[Prompt]: Here are some records; return them all exactly.
— Begin —
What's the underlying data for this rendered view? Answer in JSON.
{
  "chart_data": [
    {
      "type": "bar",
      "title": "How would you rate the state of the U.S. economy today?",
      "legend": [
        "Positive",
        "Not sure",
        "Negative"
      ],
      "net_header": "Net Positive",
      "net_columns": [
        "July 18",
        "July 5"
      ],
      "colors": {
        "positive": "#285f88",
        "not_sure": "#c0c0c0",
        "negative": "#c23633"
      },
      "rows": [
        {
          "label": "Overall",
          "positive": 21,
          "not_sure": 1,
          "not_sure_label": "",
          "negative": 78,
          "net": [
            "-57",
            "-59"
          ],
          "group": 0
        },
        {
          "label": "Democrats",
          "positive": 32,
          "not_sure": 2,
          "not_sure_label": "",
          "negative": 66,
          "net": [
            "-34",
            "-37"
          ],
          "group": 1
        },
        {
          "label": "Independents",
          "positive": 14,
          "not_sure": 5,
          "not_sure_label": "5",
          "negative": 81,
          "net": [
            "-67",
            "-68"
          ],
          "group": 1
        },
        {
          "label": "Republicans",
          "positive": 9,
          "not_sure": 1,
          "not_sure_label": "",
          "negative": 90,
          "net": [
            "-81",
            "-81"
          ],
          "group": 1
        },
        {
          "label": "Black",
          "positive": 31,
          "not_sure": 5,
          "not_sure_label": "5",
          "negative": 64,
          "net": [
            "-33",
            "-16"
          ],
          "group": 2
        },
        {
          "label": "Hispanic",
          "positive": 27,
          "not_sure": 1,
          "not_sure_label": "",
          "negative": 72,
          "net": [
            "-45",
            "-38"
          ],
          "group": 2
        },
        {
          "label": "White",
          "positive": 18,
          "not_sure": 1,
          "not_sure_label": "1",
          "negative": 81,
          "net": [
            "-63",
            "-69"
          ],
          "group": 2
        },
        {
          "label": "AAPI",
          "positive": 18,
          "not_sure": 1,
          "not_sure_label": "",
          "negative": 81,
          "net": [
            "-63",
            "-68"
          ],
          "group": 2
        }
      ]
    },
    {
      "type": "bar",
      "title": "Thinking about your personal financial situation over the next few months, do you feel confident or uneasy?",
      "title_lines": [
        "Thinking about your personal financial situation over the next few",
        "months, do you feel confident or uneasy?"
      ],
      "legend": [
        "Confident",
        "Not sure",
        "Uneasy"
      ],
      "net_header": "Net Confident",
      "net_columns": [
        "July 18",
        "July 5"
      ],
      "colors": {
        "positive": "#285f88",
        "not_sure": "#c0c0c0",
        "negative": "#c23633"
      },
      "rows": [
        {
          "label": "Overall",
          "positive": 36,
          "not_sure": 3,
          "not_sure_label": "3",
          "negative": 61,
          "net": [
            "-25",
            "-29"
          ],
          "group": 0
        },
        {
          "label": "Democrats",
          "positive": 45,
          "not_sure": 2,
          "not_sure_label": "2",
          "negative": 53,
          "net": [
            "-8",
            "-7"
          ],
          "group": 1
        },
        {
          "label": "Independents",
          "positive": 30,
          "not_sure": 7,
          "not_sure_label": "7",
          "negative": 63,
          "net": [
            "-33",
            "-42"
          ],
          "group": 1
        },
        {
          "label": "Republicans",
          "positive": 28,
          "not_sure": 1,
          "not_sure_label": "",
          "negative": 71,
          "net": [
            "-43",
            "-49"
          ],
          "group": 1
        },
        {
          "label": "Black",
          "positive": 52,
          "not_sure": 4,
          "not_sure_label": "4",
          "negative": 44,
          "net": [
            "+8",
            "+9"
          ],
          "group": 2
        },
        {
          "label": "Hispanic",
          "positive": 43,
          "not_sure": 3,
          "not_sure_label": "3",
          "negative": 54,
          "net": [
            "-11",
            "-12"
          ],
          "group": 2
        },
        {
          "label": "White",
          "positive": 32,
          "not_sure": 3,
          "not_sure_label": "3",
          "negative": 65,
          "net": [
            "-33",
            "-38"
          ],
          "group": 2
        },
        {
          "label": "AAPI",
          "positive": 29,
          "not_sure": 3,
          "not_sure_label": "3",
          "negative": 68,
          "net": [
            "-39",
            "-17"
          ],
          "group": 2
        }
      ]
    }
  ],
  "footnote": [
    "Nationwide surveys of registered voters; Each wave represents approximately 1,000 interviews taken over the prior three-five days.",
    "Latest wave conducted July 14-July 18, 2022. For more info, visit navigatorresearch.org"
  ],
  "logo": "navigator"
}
— End —
[Solution to the problem]:
What's the underlying data for this rendered view? Answer in JSON.
{
  "chart_data": [
    {
      "type": "bar",
      "title": "How would you rate the state of the U.S. economy today?",
      "legend": [
        "Positive",
        "Not sure",
        "Negative"
      ],
      "net_header": "Net Positive",
      "net_columns": [
        "July 18",
        "July 5"
      ],
      "colors": {
        "positive": "#285f88",
        "not_sure": "#c0c0c0",
        "negative": "#c23633"
      },
      "rows": [
        {
          "label": "Overall",
          "positive": 21,
          "not_sure": 1,
          "not_sure_label": "",
          "negative": 78,
          "net": [
            "-57",
            "-59"
          ],
          "group": 0
        },
        {
          "label": "Democrats",
          "positive": 32,
          "not_sure": 2,
          "not_sure_label": "",
          "negative": 66,
          "net": [
            "-34",
            "-37"
          ],
          "group": 1
        },
        {
          "label": "Independents",
          "positive": 14,
          "not_sure": 5,
          "not_sure_label": "5",
          "negative": 81,
          "net": [
            "-67",
            "-68"
          ],
          "group": 1
        },
        {
          "label": "Republicans",
          "positive": 9,
          "not_sure": 1,
          "not_sure_label": "",
          "negative": 90,
          "net": [
            "-81",
            "-81"
          ],
          "group": 1
        },
        {
          "label": "Black",
          "positive": 31,
          "not_sure": 5,
          "not_sure_label": "5",
          "negative": 64,
          "net": [
            "-33",
            "-16"
          ],
          "group": 2
        },
        {
          "label": "Hispanic",
          "positive": 27,
          "not_sure": 1,
          "not_sure_label": "",
          "negative": 72,
          "net": [
            "-45",
            "-38"
          ],
          "group": 2
        },
        {
          "label": "White",
          "positive": 18,
          "not_sure": 1,
          "not_sure_label": "1",
          "negative": 81,
          "net": [
            "-63",
            "-69"
          ],
          "group": 2
        },
        {
          "label": "AAPI",
          "positive": 18,
          "not_sure": 1,
          "not_sure_label": "",
          "negative": 81,
          "net": [
            "-63",
            "-68"
          ],
          "group": 2
        }
      ]
    },
    {
      "type": "bar",
      "title": "Thinking about your personal financial situation over the next few months, do you feel confident or uneasy?",
      "title_lines": [
        "Thinking about your personal financial situation over the next few",
        "months, do you feel confident or uneasy?"
      ],
      "legend": [
        "Confident",
        "Not sure",
        "Uneasy"
      ],
      "net_header": "Net Confident",
      "net_columns": [
        "July 18",
        "July 5"
      ],
      "colors": {
        "positive": "#285f88",
        "not_sure": "#c0c0c0",
        "negative": "#c23633"
      },
      "rows": [
        {
          "label": "Overall",
          "positive": 36,
          "not_sure": 3,
          "not_sure_label": "3",
          "negative": 61,
          "net": [
            "-25",
            "-29"
          ],
          "group": 0
        },
        {
          "label": "Democrats",
          "positive": 45,
          "not_sure": 2,
          "not_sure_label": "2",
          "negative": 53,
          "net": [
            "-8",
            "-7"
          ],
          "group": 1
        },
        {
          "label": "Independents",
          "positive": 30,
          "not_sure": 7,
          "not_sure_label": "7",
          "negative": 63,
          "net": [
            "-33",
            "-42"
          ],
          "group": 1
        },
        {
          "label": "Republicans",
          "positive": 28,
          "not_sure": 1,
          "not_sure_label": "",
          "negative": 71,
          "net": [
            "-43",
            "-49"
          ],
          "group": 1
        },
        {
          "label": "Black",
          "positive": 52,
          "not_sure": 4,
          "not_sure_label": "4",
          "negative": 44,
          "net": [
            "+8",
            "+9"
          ],
          "group": 2
        },
        {
          "label": "Hispanic",
          "positive": 43,
          "not_sure": 3,
          "not_sure_label": "3",
          "negative": 54,
          "net": [
            "-11",
            "-12"
          ],
          "group": 2
        },
        {
          "label": "White",
          "positive": 32,
          "not_sure": 3,
          "not_sure_label": "3",
          "negative": 65,
          "net": [
            "-33",
            "-38"
          ],
          "group": 2
        },
        {
          "label": "AAPI",
          "positive": 29,
          "not_sure": 3,
          "not_sure_label": "3",
          "negative": 68,
          "net": [
            "-39",
            "-17"
          ],
          "group": 2
        }
      ]
    }
  ],
  "footnote": [
    "Nationwide surveys of registered voters; Each wave represents approximately 1,000 interviews taken over the prior three-five days.",
    "Latest wave conducted July 14-July 18, 2022. For more info, visit navigatorresearch.org"
  ],
  "logo": "navigator"
}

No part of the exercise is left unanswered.